_What you should do_
In the listing below, count the lines containing the string "name" and state only the number.

● ● ●

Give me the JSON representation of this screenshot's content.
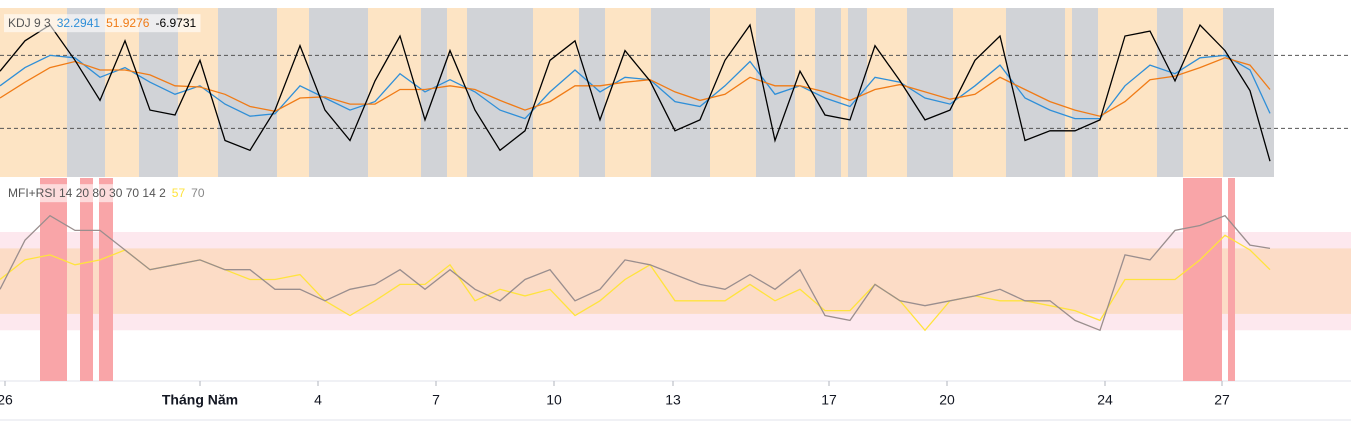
{
  "chart_data": [
    {
      "type": "line",
      "name": "KDJ 9 3",
      "xlim": [
        0,
        135.1
      ],
      "ylim": [
        -20,
        119
      ],
      "hlines": [
        80,
        20
      ],
      "x": [
        0,
        2.5,
        5,
        7.5,
        10,
        12.5,
        15,
        17.5,
        20,
        22.5,
        25,
        27.5,
        30,
        32.5,
        35,
        37.5,
        40,
        42.5,
        45,
        47.5,
        50,
        52.5,
        55,
        57.5,
        60,
        62.5,
        65,
        67.5,
        70,
        72.5,
        75,
        77.5,
        80,
        82.5,
        85,
        87.5,
        90,
        92.5,
        95,
        97.5,
        100,
        102.5,
        105,
        107.5,
        110,
        112.5,
        115,
        117.5,
        120,
        122.5,
        125,
        127
      ],
      "series": [
        {
          "color": "#2f8fd8",
          "values": [
            55,
            70,
            80,
            78,
            62,
            70,
            58,
            48,
            55,
            40,
            30,
            32,
            55,
            45,
            35,
            42,
            65,
            50,
            60,
            50,
            35,
            28,
            50,
            68,
            50,
            62,
            60,
            42,
            38,
            55,
            75,
            48,
            55,
            45,
            38,
            62,
            58,
            45,
            40,
            55,
            72,
            45,
            35,
            28,
            28,
            55,
            72,
            65,
            78,
            80,
            68,
            32.2941
          ]
        },
        {
          "color": "#f07b16",
          "values": [
            45,
            58,
            70,
            75,
            68,
            68,
            64,
            55,
            54,
            48,
            38,
            34,
            45,
            46,
            40,
            40,
            52,
            52,
            55,
            52,
            43,
            35,
            42,
            55,
            55,
            58,
            60,
            50,
            43,
            48,
            62,
            55,
            55,
            50,
            43,
            52,
            56,
            50,
            44,
            48,
            62,
            52,
            42,
            35,
            30,
            42,
            60,
            63,
            70,
            78,
            72,
            51.9276
          ]
        },
        {
          "color": "#000000",
          "values": [
            67,
            92,
            105,
            76,
            43,
            92,
            35,
            31,
            76,
            10,
            2,
            35,
            88,
            35,
            10,
            59,
            96,
            27,
            84,
            35,
            2,
            18,
            76,
            92,
            27,
            84,
            59,
            18,
            27,
            76,
            105,
            10,
            67,
            31,
            27,
            88,
            59,
            27,
            35,
            76,
            96,
            10,
            18,
            18,
            27,
            96,
            100,
            59,
            105,
            84,
            51,
            -6.9731
          ]
        }
      ],
      "bands": [
        {
          "start": 0,
          "end": 6.7,
          "color": "#fde4c4"
        },
        {
          "start": 6.7,
          "end": 10.5,
          "color": "#d1d3d7"
        },
        {
          "start": 10.5,
          "end": 13.9,
          "color": "#fde4c4"
        },
        {
          "start": 13.9,
          "end": 17.8,
          "color": "#d1d3d7"
        },
        {
          "start": 17.8,
          "end": 21.8,
          "color": "#fde4c4"
        },
        {
          "start": 21.8,
          "end": 27.7,
          "color": "#d1d3d7"
        },
        {
          "start": 27.7,
          "end": 30.9,
          "color": "#fde4c4"
        },
        {
          "start": 30.9,
          "end": 36.8,
          "color": "#d1d3d7"
        },
        {
          "start": 36.8,
          "end": 42.1,
          "color": "#fde4c4"
        },
        {
          "start": 42.1,
          "end": 44.7,
          "color": "#d1d3d7"
        },
        {
          "start": 44.7,
          "end": 46.7,
          "color": "#fde4c4"
        },
        {
          "start": 46.7,
          "end": 53.3,
          "color": "#d1d3d7"
        },
        {
          "start": 53.3,
          "end": 57.9,
          "color": "#fde4c4"
        },
        {
          "start": 57.9,
          "end": 60.5,
          "color": "#d1d3d7"
        },
        {
          "start": 60.5,
          "end": 65.1,
          "color": "#fde4c4"
        },
        {
          "start": 65.1,
          "end": 71,
          "color": "#d1d3d7"
        },
        {
          "start": 71,
          "end": 75.6,
          "color": "#fde4c4"
        },
        {
          "start": 75.6,
          "end": 79.5,
          "color": "#d1d3d7"
        },
        {
          "start": 79.5,
          "end": 81.5,
          "color": "#fde4c4"
        },
        {
          "start": 81.5,
          "end": 84.1,
          "color": "#d1d3d7"
        },
        {
          "start": 84.1,
          "end": 84.8,
          "color": "#fde4c4"
        },
        {
          "start": 84.8,
          "end": 86.7,
          "color": "#d1d3d7"
        },
        {
          "start": 86.7,
          "end": 90.7,
          "color": "#fde4c4"
        },
        {
          "start": 90.7,
          "end": 95.3,
          "color": "#d1d3d7"
        },
        {
          "start": 95.3,
          "end": 100.6,
          "color": "#fde4c4"
        },
        {
          "start": 100.6,
          "end": 106.5,
          "color": "#d1d3d7"
        },
        {
          "start": 106.5,
          "end": 107.2,
          "color": "#fde4c4"
        },
        {
          "start": 107.2,
          "end": 109.8,
          "color": "#d1d3d7"
        },
        {
          "start": 109.8,
          "end": 115.7,
          "color": "#fde4c4"
        },
        {
          "start": 115.7,
          "end": 118.3,
          "color": "#d1d3d7"
        },
        {
          "start": 118.3,
          "end": 122.3,
          "color": "#fde4c4"
        },
        {
          "start": 122.3,
          "end": 127.4,
          "color": "#d1d3d7"
        }
      ]
    },
    {
      "type": "line",
      "name": "MFI+RSI 14 20 80 30 70 14 2",
      "xlim": [
        0,
        135.1
      ],
      "ylim": [
        -11,
        113
      ],
      "xticks": [
        {
          "value": 0.5,
          "label": "26"
        },
        {
          "value": 20,
          "label": "Tháng Năm"
        },
        {
          "value": 31.8,
          "label": "4"
        },
        {
          "value": 43.6,
          "label": "7"
        },
        {
          "value": 55.4,
          "label": "10"
        },
        {
          "value": 67.3,
          "label": "13"
        },
        {
          "value": 82.9,
          "label": "17"
        },
        {
          "value": 94.7,
          "label": "20"
        },
        {
          "value": 110.5,
          "label": "24"
        },
        {
          "value": 122.2,
          "label": "27"
        }
      ],
      "x": [
        0,
        2.5,
        5,
        7.5,
        10,
        12.5,
        15,
        17.5,
        20,
        22.5,
        25,
        27.5,
        30,
        32.5,
        35,
        37.5,
        40,
        42.5,
        45,
        47.5,
        50,
        52.5,
        55,
        57.5,
        60,
        62.5,
        65,
        67.5,
        70,
        72.5,
        75,
        77.5,
        80,
        82.5,
        85,
        87.5,
        90,
        92.5,
        95,
        97.5,
        100,
        102.5,
        105,
        107.5,
        110,
        112.5,
        115,
        117.5,
        120,
        122.5,
        125,
        127
      ],
      "series": [
        {
          "color": "#ffe33d",
          "values": [
            51,
            63,
            66,
            60,
            63,
            69,
            57,
            60,
            63,
            57,
            51,
            51,
            54,
            38,
            29,
            38,
            48,
            48,
            60,
            38,
            45,
            41,
            45,
            29,
            38,
            51,
            60,
            38,
            38,
            38,
            48,
            38,
            45,
            32,
            32,
            48,
            38,
            20,
            38,
            41,
            38,
            38,
            35,
            32,
            26,
            51,
            51,
            51,
            63,
            78,
            69,
            57
          ]
        },
        {
          "color": "#9a8e8e",
          "values": [
            45,
            75,
            90,
            81,
            81,
            69,
            57,
            60,
            63,
            57,
            57,
            45,
            45,
            38,
            45,
            48,
            57,
            45,
            57,
            45,
            38,
            51,
            57,
            38,
            45,
            63,
            60,
            54,
            48,
            45,
            54,
            45,
            57,
            29,
            26,
            48,
            38,
            35,
            38,
            41,
            45,
            38,
            38,
            26,
            20,
            66,
            63,
            81,
            84,
            90,
            72,
            70
          ]
        }
      ],
      "bands": [
        {
          "range": [
            20,
            80
          ],
          "color": "#fde8ee"
        },
        {
          "range": [
            30,
            70
          ],
          "color": "#fcdcc6"
        }
      ],
      "highlights": [
        {
          "start": 4,
          "end": 6.7
        },
        {
          "start": 8,
          "end": 9.3
        },
        {
          "start": 9.9,
          "end": 11.3
        },
        {
          "start": 118.3,
          "end": 122.2
        },
        {
          "start": 122.8,
          "end": 123.5
        }
      ],
      "highlight_color": "#f9a5a8"
    }
  ]
}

● ● ●

_The completed task_
2